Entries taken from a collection
++++++

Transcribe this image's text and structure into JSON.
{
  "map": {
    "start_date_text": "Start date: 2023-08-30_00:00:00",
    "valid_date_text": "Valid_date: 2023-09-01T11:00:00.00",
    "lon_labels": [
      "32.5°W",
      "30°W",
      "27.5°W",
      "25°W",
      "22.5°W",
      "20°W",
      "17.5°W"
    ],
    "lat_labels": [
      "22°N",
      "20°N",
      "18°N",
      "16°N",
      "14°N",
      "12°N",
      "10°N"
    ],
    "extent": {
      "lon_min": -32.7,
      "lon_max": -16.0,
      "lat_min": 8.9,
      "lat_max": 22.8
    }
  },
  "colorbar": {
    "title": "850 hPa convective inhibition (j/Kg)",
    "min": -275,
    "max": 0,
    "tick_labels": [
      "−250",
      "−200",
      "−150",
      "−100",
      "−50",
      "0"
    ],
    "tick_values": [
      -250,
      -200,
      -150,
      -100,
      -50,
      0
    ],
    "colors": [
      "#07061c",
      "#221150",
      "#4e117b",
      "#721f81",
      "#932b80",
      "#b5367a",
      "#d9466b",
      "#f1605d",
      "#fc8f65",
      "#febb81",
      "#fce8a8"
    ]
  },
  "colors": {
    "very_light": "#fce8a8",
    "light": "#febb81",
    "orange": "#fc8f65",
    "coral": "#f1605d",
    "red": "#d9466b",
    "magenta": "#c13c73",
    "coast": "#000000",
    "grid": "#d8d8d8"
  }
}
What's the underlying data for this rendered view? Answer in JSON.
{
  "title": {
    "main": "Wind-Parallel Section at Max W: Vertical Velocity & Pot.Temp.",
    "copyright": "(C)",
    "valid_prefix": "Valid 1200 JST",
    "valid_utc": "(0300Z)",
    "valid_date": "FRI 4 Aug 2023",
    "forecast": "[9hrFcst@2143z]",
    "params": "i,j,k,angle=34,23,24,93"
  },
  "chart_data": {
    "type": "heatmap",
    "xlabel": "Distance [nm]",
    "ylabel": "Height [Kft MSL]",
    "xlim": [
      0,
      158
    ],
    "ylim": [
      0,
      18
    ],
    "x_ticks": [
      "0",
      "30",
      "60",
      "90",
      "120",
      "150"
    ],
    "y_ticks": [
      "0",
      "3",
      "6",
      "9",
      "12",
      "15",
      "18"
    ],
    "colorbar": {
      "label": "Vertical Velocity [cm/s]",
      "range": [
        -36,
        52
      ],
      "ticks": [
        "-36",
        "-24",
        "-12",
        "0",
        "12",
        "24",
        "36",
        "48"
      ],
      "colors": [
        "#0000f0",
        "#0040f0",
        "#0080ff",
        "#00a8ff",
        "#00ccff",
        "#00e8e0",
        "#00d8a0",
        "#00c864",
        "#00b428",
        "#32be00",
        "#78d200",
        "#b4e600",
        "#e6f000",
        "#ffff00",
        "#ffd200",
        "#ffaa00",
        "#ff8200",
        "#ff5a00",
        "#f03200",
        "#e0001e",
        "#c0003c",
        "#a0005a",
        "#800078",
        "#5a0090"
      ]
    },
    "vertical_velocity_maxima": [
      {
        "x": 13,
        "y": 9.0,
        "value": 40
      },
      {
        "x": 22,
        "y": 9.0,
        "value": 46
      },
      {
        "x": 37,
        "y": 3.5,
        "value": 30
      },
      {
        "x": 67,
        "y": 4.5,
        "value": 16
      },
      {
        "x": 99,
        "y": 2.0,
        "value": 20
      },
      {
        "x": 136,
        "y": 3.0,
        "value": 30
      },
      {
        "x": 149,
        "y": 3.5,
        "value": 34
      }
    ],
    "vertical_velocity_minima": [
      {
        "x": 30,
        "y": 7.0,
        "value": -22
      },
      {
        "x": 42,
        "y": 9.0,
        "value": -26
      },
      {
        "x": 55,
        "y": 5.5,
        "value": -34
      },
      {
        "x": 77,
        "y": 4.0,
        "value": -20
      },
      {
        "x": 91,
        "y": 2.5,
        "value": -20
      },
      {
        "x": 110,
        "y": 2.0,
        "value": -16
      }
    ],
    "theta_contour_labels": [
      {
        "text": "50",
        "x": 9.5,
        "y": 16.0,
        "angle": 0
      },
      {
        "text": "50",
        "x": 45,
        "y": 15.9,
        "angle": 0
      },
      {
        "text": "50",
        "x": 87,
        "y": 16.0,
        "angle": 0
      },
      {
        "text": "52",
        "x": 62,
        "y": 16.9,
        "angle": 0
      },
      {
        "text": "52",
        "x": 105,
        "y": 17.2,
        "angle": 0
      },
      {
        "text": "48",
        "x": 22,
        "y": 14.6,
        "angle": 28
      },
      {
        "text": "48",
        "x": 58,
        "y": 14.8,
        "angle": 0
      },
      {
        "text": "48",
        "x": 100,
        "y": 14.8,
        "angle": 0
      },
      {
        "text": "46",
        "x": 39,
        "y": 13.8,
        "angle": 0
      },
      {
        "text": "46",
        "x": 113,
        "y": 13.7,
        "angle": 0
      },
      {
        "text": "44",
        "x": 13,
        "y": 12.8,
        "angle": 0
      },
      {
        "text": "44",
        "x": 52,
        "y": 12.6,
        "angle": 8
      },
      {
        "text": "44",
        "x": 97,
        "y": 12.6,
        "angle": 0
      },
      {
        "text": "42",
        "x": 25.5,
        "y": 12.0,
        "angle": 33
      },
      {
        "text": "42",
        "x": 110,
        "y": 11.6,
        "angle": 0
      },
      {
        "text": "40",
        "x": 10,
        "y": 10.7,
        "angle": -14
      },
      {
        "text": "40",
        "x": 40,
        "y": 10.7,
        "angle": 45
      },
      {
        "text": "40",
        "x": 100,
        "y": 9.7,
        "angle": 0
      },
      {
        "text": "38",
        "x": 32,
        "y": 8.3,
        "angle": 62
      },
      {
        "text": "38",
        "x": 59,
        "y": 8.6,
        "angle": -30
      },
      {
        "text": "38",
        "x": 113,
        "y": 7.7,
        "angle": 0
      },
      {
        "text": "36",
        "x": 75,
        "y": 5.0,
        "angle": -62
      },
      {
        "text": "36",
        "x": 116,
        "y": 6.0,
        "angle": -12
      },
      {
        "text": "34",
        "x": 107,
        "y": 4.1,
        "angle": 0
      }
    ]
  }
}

++++++

# DIRECTIONS
Work out the count of lines containing the word "JSON", then write only that count.

# RESPONSE TO THIS TASK
2